What the exercise asks:
Copy out every line of the records below word for word, leaving out the pictures.

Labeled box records
════
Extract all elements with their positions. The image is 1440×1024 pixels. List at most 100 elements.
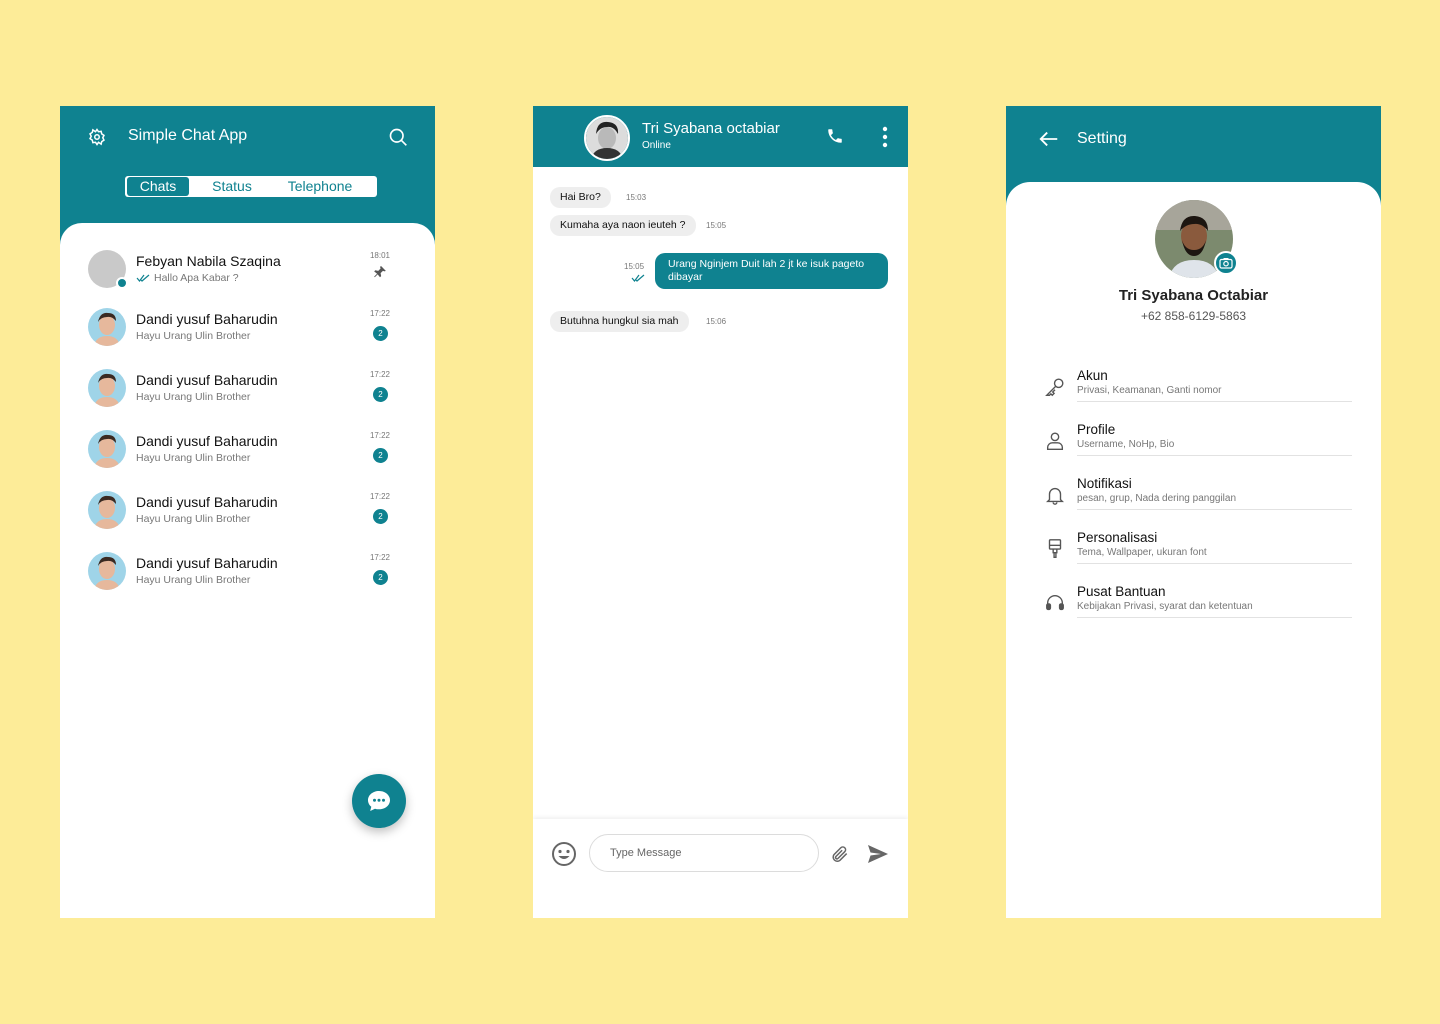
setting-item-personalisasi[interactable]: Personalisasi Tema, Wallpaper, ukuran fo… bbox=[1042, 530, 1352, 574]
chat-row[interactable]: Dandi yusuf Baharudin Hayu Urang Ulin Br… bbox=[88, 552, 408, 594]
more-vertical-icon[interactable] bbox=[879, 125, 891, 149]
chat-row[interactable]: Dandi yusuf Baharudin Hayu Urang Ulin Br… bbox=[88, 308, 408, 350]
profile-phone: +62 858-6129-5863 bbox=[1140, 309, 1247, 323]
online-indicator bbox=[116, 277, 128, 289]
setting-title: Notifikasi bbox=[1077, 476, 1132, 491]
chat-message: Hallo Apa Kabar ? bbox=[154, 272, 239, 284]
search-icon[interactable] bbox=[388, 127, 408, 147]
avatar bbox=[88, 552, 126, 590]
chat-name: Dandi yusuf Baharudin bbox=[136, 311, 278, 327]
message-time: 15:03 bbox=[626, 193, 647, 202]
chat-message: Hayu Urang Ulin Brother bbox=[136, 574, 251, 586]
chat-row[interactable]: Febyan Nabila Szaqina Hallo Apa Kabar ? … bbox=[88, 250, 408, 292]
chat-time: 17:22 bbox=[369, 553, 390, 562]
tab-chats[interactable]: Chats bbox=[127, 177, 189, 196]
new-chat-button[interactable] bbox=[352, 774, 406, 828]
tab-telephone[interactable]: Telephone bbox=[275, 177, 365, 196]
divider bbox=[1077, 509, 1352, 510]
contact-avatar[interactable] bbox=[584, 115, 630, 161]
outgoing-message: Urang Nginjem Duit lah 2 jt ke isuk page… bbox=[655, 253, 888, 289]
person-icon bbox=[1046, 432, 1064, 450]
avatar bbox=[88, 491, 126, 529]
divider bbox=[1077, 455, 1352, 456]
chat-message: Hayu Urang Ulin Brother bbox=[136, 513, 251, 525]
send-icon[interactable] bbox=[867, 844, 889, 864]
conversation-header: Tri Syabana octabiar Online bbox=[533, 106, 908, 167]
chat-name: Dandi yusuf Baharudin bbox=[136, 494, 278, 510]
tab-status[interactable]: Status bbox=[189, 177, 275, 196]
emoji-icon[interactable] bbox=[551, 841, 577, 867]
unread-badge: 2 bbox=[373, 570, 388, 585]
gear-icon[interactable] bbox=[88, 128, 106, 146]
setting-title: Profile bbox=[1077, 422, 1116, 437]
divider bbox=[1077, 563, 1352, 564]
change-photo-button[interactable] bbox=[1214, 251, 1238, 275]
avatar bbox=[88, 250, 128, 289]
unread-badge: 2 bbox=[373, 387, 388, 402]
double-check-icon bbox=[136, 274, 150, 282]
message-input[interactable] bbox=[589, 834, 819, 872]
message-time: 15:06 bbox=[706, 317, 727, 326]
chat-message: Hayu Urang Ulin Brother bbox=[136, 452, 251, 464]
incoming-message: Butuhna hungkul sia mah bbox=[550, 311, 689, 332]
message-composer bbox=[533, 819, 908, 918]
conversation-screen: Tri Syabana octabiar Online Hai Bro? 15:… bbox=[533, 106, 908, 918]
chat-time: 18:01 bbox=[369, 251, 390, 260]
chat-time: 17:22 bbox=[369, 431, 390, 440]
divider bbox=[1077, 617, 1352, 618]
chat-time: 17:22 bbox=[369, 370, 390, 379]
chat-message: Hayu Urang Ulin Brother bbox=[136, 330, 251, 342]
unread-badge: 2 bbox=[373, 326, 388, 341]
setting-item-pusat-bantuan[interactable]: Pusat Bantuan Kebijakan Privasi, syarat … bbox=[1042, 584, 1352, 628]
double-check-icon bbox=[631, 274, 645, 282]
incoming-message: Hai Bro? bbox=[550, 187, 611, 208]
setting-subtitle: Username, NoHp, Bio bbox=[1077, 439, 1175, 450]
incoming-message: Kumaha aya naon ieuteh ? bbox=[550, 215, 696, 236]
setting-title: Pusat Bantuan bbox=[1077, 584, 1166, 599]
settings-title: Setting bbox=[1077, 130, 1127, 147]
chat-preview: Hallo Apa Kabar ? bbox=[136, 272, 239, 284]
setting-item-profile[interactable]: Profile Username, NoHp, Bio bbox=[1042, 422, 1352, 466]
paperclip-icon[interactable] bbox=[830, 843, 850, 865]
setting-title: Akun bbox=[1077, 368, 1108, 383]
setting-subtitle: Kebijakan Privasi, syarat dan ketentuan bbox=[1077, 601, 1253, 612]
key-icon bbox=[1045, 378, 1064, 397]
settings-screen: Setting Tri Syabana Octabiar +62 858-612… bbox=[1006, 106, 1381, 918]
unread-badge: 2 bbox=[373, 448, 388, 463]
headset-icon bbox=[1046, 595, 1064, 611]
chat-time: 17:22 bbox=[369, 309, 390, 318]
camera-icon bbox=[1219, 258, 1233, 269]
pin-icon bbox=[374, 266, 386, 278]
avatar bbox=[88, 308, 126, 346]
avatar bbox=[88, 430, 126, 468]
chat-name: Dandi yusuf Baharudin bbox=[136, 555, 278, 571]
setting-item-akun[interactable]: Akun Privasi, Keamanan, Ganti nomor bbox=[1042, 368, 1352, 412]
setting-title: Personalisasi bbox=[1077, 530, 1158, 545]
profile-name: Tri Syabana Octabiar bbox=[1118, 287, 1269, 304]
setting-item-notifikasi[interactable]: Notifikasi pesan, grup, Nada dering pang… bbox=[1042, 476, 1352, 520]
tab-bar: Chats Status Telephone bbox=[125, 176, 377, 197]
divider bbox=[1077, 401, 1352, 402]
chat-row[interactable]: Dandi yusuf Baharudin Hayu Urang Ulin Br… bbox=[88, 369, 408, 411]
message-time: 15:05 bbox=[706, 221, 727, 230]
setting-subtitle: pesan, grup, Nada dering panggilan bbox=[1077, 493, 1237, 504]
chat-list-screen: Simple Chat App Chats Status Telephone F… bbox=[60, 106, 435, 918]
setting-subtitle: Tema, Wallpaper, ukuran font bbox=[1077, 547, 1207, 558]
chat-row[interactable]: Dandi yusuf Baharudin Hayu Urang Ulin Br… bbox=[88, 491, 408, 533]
════
Result for this exercise:
Extract all elements with their positions. The image is 1440×1024 pixels. List at most 100 elements.
setting-item-personalisasi[interactable]: Personalisasi Tema, Wallpaper, ukuran fo… bbox=[1042, 530, 1352, 574]
chat-row[interactable]: Dandi yusuf Baharudin Hayu Urang Ulin Br… bbox=[88, 552, 408, 594]
more-vertical-icon[interactable] bbox=[879, 125, 891, 149]
chat-row[interactable]: Dandi yusuf Baharudin Hayu Urang Ulin Br… bbox=[88, 308, 408, 350]
profile-phone: +62 858-6129-5863 bbox=[1140, 309, 1247, 323]
online-indicator bbox=[116, 277, 128, 289]
setting-title: Notifikasi bbox=[1077, 476, 1132, 491]
chat-message: Hallo Apa Kabar ? bbox=[154, 272, 239, 284]
search-icon[interactable] bbox=[388, 127, 408, 147]
avatar bbox=[88, 552, 126, 590]
chat-name: Dandi yusuf Baharudin bbox=[136, 311, 278, 327]
message-time: 15:03 bbox=[626, 193, 647, 202]
chat-message: Hayu Urang Ulin Brother bbox=[136, 574, 251, 586]
chat-row[interactable]: Febyan Nabila Szaqina Hallo Apa Kabar ? … bbox=[88, 250, 408, 292]
chat-time: 17:22 bbox=[369, 553, 390, 562]
tab-chats[interactable]: Chats bbox=[127, 177, 189, 196]
new-chat-button[interactable] bbox=[352, 774, 406, 828]
tab-telephone[interactable]: Telephone bbox=[275, 177, 365, 196]
divider bbox=[1077, 509, 1352, 510]
contact-avatar[interactable] bbox=[584, 115, 630, 161]
outgoing-message: Urang Nginjem Duit lah 2 jt ke isuk page… bbox=[655, 253, 888, 289]
person-icon bbox=[1046, 432, 1064, 450]
avatar bbox=[88, 491, 126, 529]
divider bbox=[1077, 455, 1352, 456]
chat-message: Hayu Urang Ulin Brother bbox=[136, 513, 251, 525]
send-icon[interactable] bbox=[867, 844, 889, 864]
conversation-header: Tri Syabana octabiar Online bbox=[533, 106, 908, 167]
chat-name: Dandi yusuf Baharudin bbox=[136, 494, 278, 510]
tab-status[interactable]: Status bbox=[189, 177, 275, 196]
emoji-icon[interactable] bbox=[551, 841, 577, 867]
unread-badge: 2 bbox=[373, 570, 388, 585]
gear-icon[interactable] bbox=[88, 128, 106, 146]
setting-title: Profile bbox=[1077, 422, 1116, 437]
divider bbox=[1077, 563, 1352, 564]
change-photo-button[interactable] bbox=[1214, 251, 1238, 275]
avatar bbox=[88, 250, 128, 289]
unread-badge: 2 bbox=[373, 387, 388, 402]
double-check-icon bbox=[136, 274, 150, 282]
message-input[interactable] bbox=[589, 834, 819, 872]
message-time: 15:06 bbox=[706, 317, 727, 326]
chat-message: Hayu Urang Ulin Brother bbox=[136, 452, 251, 464]
incoming-message: Butuhna hungkul sia mah bbox=[550, 311, 689, 332]
message-composer bbox=[533, 819, 908, 918]
conversation-screen: Tri Syabana octabiar Online Hai Bro? 15:… bbox=[533, 106, 908, 918]
chat-time: 18:01 bbox=[369, 251, 390, 260]
chat-time: 17:22 bbox=[369, 431, 390, 440]
divider bbox=[1077, 617, 1352, 618]
chat-time: 17:22 bbox=[369, 370, 390, 379]
chat-message: Hayu Urang Ulin Brother bbox=[136, 330, 251, 342]
unread-badge: 2 bbox=[373, 326, 388, 341]
setting-item-pusat-bantuan[interactable]: Pusat Bantuan Kebijakan Privasi, syarat … bbox=[1042, 584, 1352, 628]
double-check-icon bbox=[631, 274, 645, 282]
incoming-message: Hai Bro? bbox=[550, 187, 611, 208]
setting-subtitle: Username, NoHp, Bio bbox=[1077, 439, 1175, 450]
incoming-message: Kumaha aya naon ieuteh ? bbox=[550, 215, 696, 236]
setting-title: Pusat Bantuan bbox=[1077, 584, 1166, 599]
settings-title: Setting bbox=[1077, 130, 1127, 147]
chat-preview: Hallo Apa Kabar ? bbox=[136, 272, 239, 284]
setting-item-profile[interactable]: Profile Username, NoHp, Bio bbox=[1042, 422, 1352, 466]
paperclip-icon[interactable] bbox=[830, 843, 850, 865]
setting-title: Akun bbox=[1077, 368, 1108, 383]
setting-subtitle: Kebijakan Privasi, syarat dan ketentuan bbox=[1077, 601, 1253, 612]
key-icon bbox=[1045, 378, 1064, 397]
settings-screen: Setting Tri Syabana Octabiar +62 858-612… bbox=[1006, 106, 1381, 918]
unread-badge: 2 bbox=[373, 448, 388, 463]
headset-icon bbox=[1046, 595, 1064, 611]
chat-time: 17:22 bbox=[369, 309, 390, 318]
camera-icon bbox=[1219, 258, 1233, 269]
pin-icon bbox=[374, 266, 386, 278]
avatar bbox=[88, 308, 126, 346]
avatar bbox=[88, 430, 126, 468]
chat-name: Dandi yusuf Baharudin bbox=[136, 555, 278, 571]
setting-item-akun[interactable]: Akun Privasi, Keamanan, Ganti nomor bbox=[1042, 368, 1352, 412]
setting-title: Personalisasi bbox=[1077, 530, 1158, 545]
profile-name: Tri Syabana Octabiar bbox=[1118, 287, 1269, 304]
setting-item-notifikasi[interactable]: Notifikasi pesan, grup, Nada dering pang… bbox=[1042, 476, 1352, 520]
tab-bar: Chats Status Telephone bbox=[125, 176, 377, 197]
divider bbox=[1077, 401, 1352, 402]
chat-row[interactable]: Dandi yusuf Baharudin Hayu Urang Ulin Br… bbox=[88, 369, 408, 411]
message-time: 15:05 bbox=[706, 221, 727, 230]
setting-subtitle: pesan, grup, Nada dering panggilan bbox=[1077, 493, 1237, 504]
chat-list-screen: Simple Chat App Chats Status Telephone F… bbox=[60, 106, 435, 918]
setting-subtitle: Tema, Wallpaper, ukuran font bbox=[1077, 547, 1207, 558]
chat-row[interactable]: Dandi yusuf Baharudin Hayu Urang Ulin Br… bbox=[88, 491, 408, 533]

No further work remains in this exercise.